▶ **PROMPT**: Where a line contains the word "доме", copy that line.

▶ **MATERIALS PROVIDED**:
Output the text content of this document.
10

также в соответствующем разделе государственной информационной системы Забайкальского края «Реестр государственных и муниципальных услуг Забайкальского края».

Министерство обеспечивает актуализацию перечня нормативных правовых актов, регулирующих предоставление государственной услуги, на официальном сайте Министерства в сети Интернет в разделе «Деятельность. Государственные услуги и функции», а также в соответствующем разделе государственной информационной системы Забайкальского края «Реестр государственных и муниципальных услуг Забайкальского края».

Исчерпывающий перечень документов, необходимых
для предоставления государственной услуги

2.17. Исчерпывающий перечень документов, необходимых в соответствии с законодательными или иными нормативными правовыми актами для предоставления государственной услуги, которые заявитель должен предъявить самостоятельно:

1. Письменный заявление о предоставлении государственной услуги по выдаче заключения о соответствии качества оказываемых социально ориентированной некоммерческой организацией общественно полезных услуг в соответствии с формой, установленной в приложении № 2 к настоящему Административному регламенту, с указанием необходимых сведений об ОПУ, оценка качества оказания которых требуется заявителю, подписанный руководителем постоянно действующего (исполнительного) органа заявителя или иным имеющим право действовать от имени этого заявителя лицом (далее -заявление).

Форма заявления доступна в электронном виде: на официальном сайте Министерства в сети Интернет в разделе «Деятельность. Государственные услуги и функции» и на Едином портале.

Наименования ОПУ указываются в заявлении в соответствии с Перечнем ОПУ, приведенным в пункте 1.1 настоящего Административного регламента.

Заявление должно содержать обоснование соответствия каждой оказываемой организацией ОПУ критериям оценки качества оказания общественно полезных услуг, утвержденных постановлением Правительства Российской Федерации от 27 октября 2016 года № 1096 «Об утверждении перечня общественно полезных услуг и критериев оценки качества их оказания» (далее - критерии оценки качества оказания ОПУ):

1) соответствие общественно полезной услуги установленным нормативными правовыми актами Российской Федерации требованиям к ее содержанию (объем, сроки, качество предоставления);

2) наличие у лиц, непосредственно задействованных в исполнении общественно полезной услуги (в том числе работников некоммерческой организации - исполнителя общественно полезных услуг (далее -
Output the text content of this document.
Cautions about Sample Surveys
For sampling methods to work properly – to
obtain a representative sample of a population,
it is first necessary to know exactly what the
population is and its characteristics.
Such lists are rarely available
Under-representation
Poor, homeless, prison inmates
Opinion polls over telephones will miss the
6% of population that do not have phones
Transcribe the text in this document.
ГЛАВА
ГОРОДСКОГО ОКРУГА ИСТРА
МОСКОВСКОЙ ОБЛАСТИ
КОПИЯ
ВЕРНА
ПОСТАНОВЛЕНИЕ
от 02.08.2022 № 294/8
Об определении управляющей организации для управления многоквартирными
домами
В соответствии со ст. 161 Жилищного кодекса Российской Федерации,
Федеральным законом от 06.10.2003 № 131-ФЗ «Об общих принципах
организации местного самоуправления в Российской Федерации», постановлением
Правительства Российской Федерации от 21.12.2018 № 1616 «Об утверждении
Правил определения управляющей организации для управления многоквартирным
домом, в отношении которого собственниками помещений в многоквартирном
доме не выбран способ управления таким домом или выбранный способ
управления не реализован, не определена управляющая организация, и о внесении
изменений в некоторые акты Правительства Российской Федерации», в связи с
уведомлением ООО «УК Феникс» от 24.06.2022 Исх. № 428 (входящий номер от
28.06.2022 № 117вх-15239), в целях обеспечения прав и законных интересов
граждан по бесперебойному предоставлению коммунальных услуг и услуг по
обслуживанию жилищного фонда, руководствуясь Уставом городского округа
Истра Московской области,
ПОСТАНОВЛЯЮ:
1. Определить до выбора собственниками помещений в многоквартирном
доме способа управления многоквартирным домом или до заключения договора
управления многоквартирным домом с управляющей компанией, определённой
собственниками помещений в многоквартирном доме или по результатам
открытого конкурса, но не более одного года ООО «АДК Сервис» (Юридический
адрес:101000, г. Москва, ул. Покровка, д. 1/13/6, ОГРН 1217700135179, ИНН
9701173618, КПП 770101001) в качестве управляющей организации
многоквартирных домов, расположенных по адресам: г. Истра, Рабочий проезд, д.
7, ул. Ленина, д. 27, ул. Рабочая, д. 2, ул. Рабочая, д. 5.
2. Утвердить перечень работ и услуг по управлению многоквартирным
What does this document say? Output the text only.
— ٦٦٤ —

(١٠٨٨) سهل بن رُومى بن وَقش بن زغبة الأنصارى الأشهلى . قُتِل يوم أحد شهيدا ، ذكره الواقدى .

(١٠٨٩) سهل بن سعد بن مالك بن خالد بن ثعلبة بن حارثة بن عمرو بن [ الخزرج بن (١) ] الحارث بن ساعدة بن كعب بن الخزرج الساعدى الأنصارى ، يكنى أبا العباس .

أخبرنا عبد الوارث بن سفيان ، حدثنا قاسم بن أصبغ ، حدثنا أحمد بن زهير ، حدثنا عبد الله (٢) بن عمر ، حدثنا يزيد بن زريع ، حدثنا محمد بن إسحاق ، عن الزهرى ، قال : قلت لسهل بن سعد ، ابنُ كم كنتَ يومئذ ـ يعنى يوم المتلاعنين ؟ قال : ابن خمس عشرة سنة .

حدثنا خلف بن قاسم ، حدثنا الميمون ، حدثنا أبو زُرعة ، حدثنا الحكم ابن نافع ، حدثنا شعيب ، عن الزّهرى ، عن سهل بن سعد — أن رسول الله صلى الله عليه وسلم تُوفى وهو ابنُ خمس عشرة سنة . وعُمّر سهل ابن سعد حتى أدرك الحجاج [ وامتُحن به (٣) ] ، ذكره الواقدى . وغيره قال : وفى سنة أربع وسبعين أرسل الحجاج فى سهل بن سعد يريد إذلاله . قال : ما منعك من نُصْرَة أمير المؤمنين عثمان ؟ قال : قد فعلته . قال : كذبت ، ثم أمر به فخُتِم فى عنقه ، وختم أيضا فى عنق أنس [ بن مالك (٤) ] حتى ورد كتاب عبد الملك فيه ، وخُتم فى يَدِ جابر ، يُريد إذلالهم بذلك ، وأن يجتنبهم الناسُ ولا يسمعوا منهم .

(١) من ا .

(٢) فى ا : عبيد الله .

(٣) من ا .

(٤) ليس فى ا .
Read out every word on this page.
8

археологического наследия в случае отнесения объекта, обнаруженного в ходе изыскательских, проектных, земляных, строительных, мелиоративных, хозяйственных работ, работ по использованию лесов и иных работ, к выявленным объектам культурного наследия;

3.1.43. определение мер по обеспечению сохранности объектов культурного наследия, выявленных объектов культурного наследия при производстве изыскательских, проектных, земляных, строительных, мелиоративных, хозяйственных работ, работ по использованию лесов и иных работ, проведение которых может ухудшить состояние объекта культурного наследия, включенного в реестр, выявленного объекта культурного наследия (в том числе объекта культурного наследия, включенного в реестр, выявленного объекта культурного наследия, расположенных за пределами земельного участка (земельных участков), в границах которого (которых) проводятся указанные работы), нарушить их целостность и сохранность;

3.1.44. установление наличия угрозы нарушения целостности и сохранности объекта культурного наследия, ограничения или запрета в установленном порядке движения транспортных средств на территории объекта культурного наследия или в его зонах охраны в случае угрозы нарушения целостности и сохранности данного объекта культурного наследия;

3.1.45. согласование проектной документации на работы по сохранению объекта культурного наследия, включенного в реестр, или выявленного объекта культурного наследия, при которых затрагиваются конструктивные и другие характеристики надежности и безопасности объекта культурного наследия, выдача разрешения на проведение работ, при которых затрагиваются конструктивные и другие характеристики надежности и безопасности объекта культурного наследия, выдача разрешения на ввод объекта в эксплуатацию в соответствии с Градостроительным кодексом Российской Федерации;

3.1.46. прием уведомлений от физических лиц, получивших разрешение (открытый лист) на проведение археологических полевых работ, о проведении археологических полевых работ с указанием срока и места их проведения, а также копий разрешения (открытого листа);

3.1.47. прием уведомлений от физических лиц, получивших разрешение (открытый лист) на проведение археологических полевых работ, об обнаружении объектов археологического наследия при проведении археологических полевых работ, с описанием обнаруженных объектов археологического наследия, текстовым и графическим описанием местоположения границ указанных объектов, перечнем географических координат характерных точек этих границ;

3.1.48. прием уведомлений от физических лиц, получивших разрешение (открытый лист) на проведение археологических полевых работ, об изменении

▶ **SOLVED EXERCISE**:
доме не выбран способ управления таким домом или выбранный способ
доме способа управления многоквартирным домом или до заключения договора
собственниками помещений в многоквартирном доме или по результатам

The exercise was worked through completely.